Task requirements
Repeat the whole of the data, keeping every detail the same.

Dataset records
»»

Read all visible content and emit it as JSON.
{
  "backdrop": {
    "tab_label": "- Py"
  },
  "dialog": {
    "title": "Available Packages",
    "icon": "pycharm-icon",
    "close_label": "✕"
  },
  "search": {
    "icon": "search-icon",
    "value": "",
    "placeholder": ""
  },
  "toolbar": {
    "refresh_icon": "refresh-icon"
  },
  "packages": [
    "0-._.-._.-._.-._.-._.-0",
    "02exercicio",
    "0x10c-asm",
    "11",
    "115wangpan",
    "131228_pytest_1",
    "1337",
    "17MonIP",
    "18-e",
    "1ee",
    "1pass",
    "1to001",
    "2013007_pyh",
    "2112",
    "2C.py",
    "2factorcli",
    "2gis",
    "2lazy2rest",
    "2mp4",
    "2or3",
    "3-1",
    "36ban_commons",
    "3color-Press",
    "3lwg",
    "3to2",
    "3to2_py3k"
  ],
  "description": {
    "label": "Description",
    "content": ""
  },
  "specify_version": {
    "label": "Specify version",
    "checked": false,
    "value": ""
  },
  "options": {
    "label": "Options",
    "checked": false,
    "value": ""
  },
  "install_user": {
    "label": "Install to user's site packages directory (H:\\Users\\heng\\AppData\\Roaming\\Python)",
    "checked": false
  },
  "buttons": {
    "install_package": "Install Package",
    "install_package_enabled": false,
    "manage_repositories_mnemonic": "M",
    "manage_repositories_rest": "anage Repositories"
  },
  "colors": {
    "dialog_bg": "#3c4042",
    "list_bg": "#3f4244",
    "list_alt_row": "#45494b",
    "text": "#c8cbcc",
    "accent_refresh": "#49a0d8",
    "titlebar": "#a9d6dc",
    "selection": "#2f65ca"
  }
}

««

Task output
Read all visible content and emit it as JSON.
{
  "backdrop": {
    "tab_label": "- Py"
  },
  "dialog": {
    "title": "Available Packages",
    "icon": "pycharm-icon",
    "close_label": "✕"
  },
  "search": {
    "icon": "search-icon",
    "value": "",
    "placeholder": ""
  },
  "toolbar": {
    "refresh_icon": "refresh-icon"
  },
  "packages": [
    "0-._.-._.-._.-._.-._.-0",
    "02exercicio",
    "0x10c-asm",
    "11",
    "115wangpan",
    "131228_pytest_1",
    "1337",
    "17MonIP",
    "18-e",
    "1ee",
    "1pass",
    "1to001",
    "2013007_pyh",
    "2112",
    "2C.py",
    "2factorcli",
    "2gis",
    "2lazy2rest",
    "2mp4",
    "2or3",
    "3-1",
    "36ban_commons",
    "3color-Press",
    "3lwg",
    "3to2",
    "3to2_py3k"
  ],
  "description": {
    "label": "Description",
    "content": ""
  },
  "specify_version": {
    "label": "Specify version",
    "checked": false,
    "value": ""
  },
  "options": {
    "label": "Options",
    "checked": false,
    "value": ""
  },
  "install_user": {
    "label": "Install to user's site packages directory (H:\\Users\\heng\\AppData\\Roaming\\Python)",
    "checked": false
  },
  "buttons": {
    "install_package": "Install Package",
    "install_package_enabled": false,
    "manage_repositories_mnemonic": "M",
    "manage_repositories_rest": "anage Repositories"
  },
  "colors": {
    "dialog_bg": "#3c4042",
    "list_bg": "#3f4244",
    "list_alt_row": "#45494b",
    "text": "#c8cbcc",
    "accent_refresh": "#49a0d8",
    "titlebar": "#a9d6dc",
    "selection": "#2f65ca"
  }
}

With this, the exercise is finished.